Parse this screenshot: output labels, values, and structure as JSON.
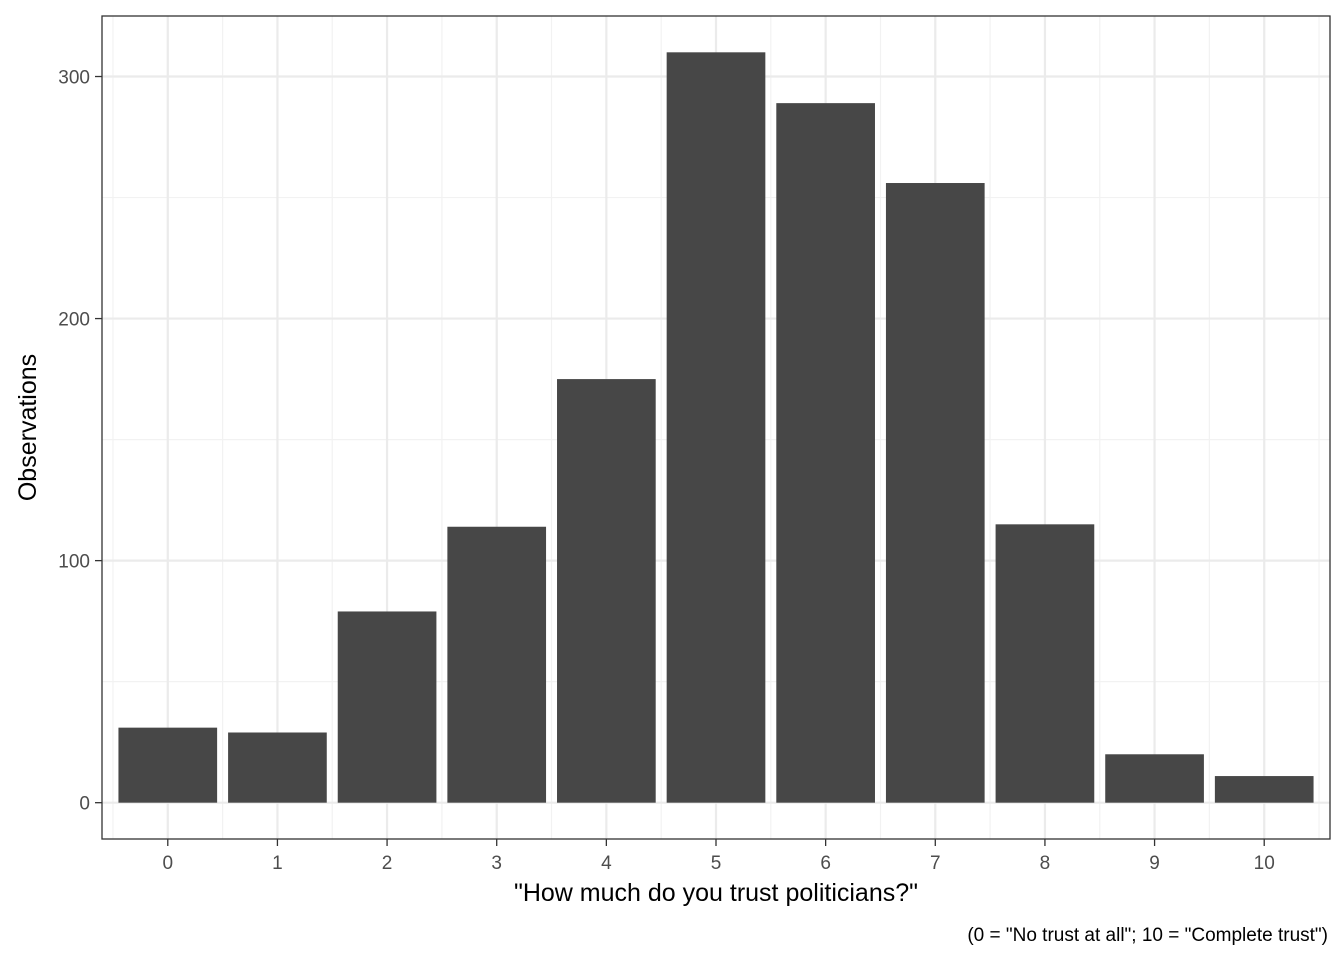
{
  "chart_data": {
    "type": "bar",
    "categories": [
      "0",
      "1",
      "2",
      "3",
      "4",
      "5",
      "6",
      "7",
      "8",
      "9",
      "10"
    ],
    "values": [
      31,
      29,
      79,
      114,
      175,
      310,
      289,
      256,
      115,
      20,
      11
    ],
    "title": "",
    "xlabel": "\"How much do you trust politicians?\"",
    "ylabel": "Observations",
    "caption": "(0 = \"No trust at all\"; 10 = \"Complete trust\")",
    "ylim": [
      -15,
      325
    ],
    "y_ticks": [
      0,
      100,
      200,
      300
    ],
    "grid": true,
    "legend": "none",
    "colors": {
      "bar": "#474747",
      "panel_border": "#333333",
      "grid_major": "#ebebeb",
      "grid_minor": "#f2f2f2",
      "background": "#ffffff"
    }
  }
}
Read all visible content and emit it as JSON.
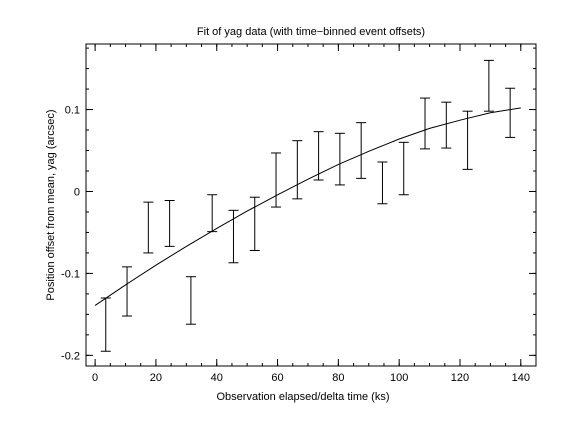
{
  "chart_data": {
    "type": "scatter",
    "title": "Fit of yag data (with time−binned event offsets)",
    "xlabel": "Observation elapsed/delta time (ks)",
    "ylabel": "Position offset from mean, yag (arcsec)",
    "xlim": [
      -3,
      145
    ],
    "ylim": [
      -0.213,
      0.18
    ],
    "xticks": [
      0,
      20,
      40,
      60,
      80,
      100,
      120,
      140
    ],
    "yticks": [
      -0.2,
      -0.1,
      0,
      0.1
    ],
    "ytick_labels": [
      "-0.2",
      "-0.1",
      "0",
      "0.1"
    ],
    "x_minor_step": 5,
    "y_minor_step": 0.025,
    "grid": false,
    "series": [
      {
        "type": "errorbar",
        "x": [
          3.5,
          10.5,
          17.5,
          24.5,
          31.5,
          38.5,
          45.5,
          52.5,
          59.5,
          66.5,
          73.5,
          80.5,
          87.5,
          94.5,
          101.5,
          108.5,
          115.5,
          122.5,
          129.5,
          136.5
        ],
        "low": [
          -0.195,
          -0.152,
          -0.075,
          -0.067,
          -0.162,
          -0.049,
          -0.087,
          -0.072,
          -0.019,
          -0.009,
          0.014,
          0.008,
          0.016,
          -0.015,
          -0.004,
          0.052,
          0.053,
          0.027,
          0.098,
          0.066
        ],
        "high": [
          -0.13,
          -0.092,
          -0.013,
          -0.011,
          -0.104,
          -0.004,
          -0.023,
          -0.007,
          0.047,
          0.062,
          0.073,
          0.071,
          0.084,
          0.036,
          0.06,
          0.114,
          0.109,
          0.098,
          0.16,
          0.126
        ]
      },
      {
        "type": "line",
        "x": [
          0,
          10,
          20,
          30,
          40,
          50,
          60,
          70,
          80,
          90,
          100,
          110,
          120,
          130,
          140
        ],
        "y": [
          -0.139,
          -0.114,
          -0.09,
          -0.067,
          -0.045,
          -0.024,
          -0.004,
          0.015,
          0.033,
          0.049,
          0.064,
          0.077,
          0.087,
          0.096,
          0.102
        ]
      }
    ]
  }
}
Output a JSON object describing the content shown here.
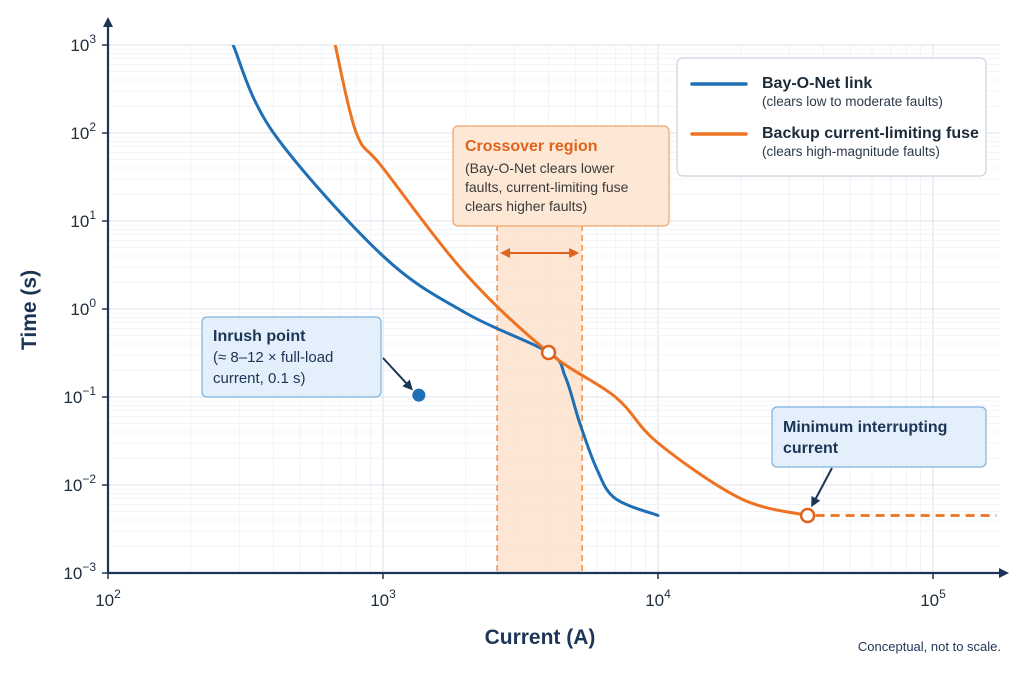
{
  "chart_data": {
    "type": "line",
    "xlabel": "Current (A)",
    "ylabel": "Time (s)",
    "x_scale": "log",
    "y_scale": "log",
    "xlim": [
      100,
      180000
    ],
    "ylim": [
      0.001,
      1000
    ],
    "x_ticks": [
      {
        "value": 100,
        "mant": "10",
        "exp": "2"
      },
      {
        "value": 1000,
        "mant": "10",
        "exp": "3"
      },
      {
        "value": 10000,
        "mant": "10",
        "exp": "4"
      },
      {
        "value": 100000,
        "mant": "10",
        "exp": "5"
      }
    ],
    "y_ticks": [
      {
        "value": 0.001,
        "mant": "10",
        "exp": "−3"
      },
      {
        "value": 0.01,
        "mant": "10",
        "exp": "−2"
      },
      {
        "value": 0.1,
        "mant": "10",
        "exp": "−1"
      },
      {
        "value": 1,
        "mant": "10",
        "exp": "0"
      },
      {
        "value": 10,
        "mant": "10",
        "exp": "1"
      },
      {
        "value": 100,
        "mant": "10",
        "exp": "2"
      },
      {
        "value": 1000,
        "mant": "10",
        "exp": "3"
      }
    ],
    "grid": true,
    "legend_position": "top-right",
    "series": [
      {
        "name": "Bay-O-Net link",
        "description": "(clears low to moderate faults)",
        "color": "#1f6fb5",
        "points": [
          [
            285,
            1000
          ],
          [
            400,
            100
          ],
          [
            1000,
            4
          ],
          [
            2000,
            0.9
          ],
          [
            4000,
            0.32
          ],
          [
            4600,
            0.17
          ],
          [
            5200,
            0.05
          ],
          [
            6000,
            0.015
          ],
          [
            7000,
            0.007
          ],
          [
            10000,
            0.0045
          ]
        ]
      },
      {
        "name": "Backup current-limiting fuse",
        "description": "(clears high-magnitude faults)",
        "color": "#ee7221",
        "points": [
          [
            670,
            1000
          ],
          [
            800,
            100
          ],
          [
            1000,
            40
          ],
          [
            2000,
            2.5
          ],
          [
            4000,
            0.32
          ],
          [
            7000,
            0.1
          ],
          [
            10000,
            0.03
          ],
          [
            20000,
            0.007
          ],
          [
            35000,
            0.0045
          ]
        ],
        "extension": {
          "style": "dashed",
          "points": [
            [
              35000,
              0.0045
            ],
            [
              170000,
              0.0045
            ]
          ]
        }
      }
    ],
    "crossover": {
      "x_range": [
        2600,
        5300
      ],
      "point": [
        4000,
        0.32
      ],
      "title": "Crossover region",
      "lines": [
        "(Bay-O-Net clears lower",
        "faults, current-limiting fuse",
        "clears higher faults)"
      ]
    },
    "inrush": {
      "point": [
        1350,
        0.105
      ],
      "title": "Inrush point",
      "lines": [
        "(≈ 8–12 × full-load",
        "current, 0.1 s)"
      ]
    },
    "min_interrupting": {
      "point": [
        35000,
        0.0045
      ],
      "lines": [
        "Minimum interrupting",
        "current"
      ]
    },
    "footnote": "Conceptual, not to scale."
  }
}
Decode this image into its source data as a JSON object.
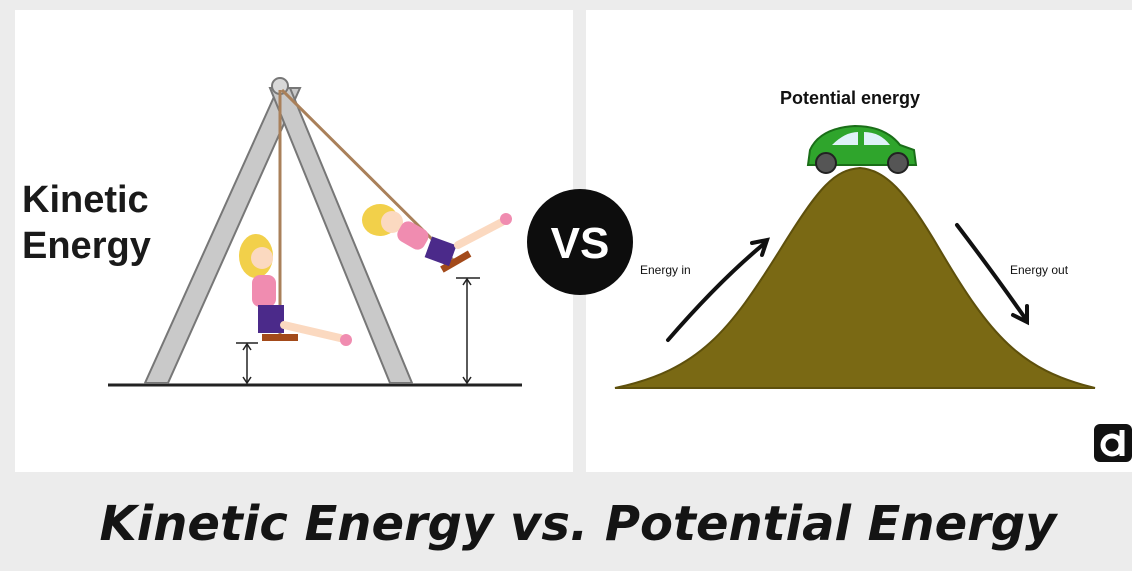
{
  "left": {
    "title_line1": "Kinetic",
    "title_line2": "Energy"
  },
  "center": {
    "badge": "VS"
  },
  "right": {
    "title": "Potential energy",
    "arrow_in": "Energy in",
    "arrow_out": "Energy out"
  },
  "footer": {
    "title": "Kinetic Energy vs. Potential Energy"
  }
}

Aim of the exercise:
Please write out the material from the line containing "Decode this image" to its final line, both inclusive, exactly as it appears; pictures are not part of the copy.

The response:
Decode this image into its source data as a JSON object.
{
  "left": {
    "title_line1": "Kinetic",
    "title_line2": "Energy"
  },
  "center": {
    "badge": "VS"
  },
  "right": {
    "title": "Potential energy",
    "arrow_in": "Energy in",
    "arrow_out": "Energy out"
  },
  "footer": {
    "title": "Kinetic Energy vs. Potential Energy"
  }
}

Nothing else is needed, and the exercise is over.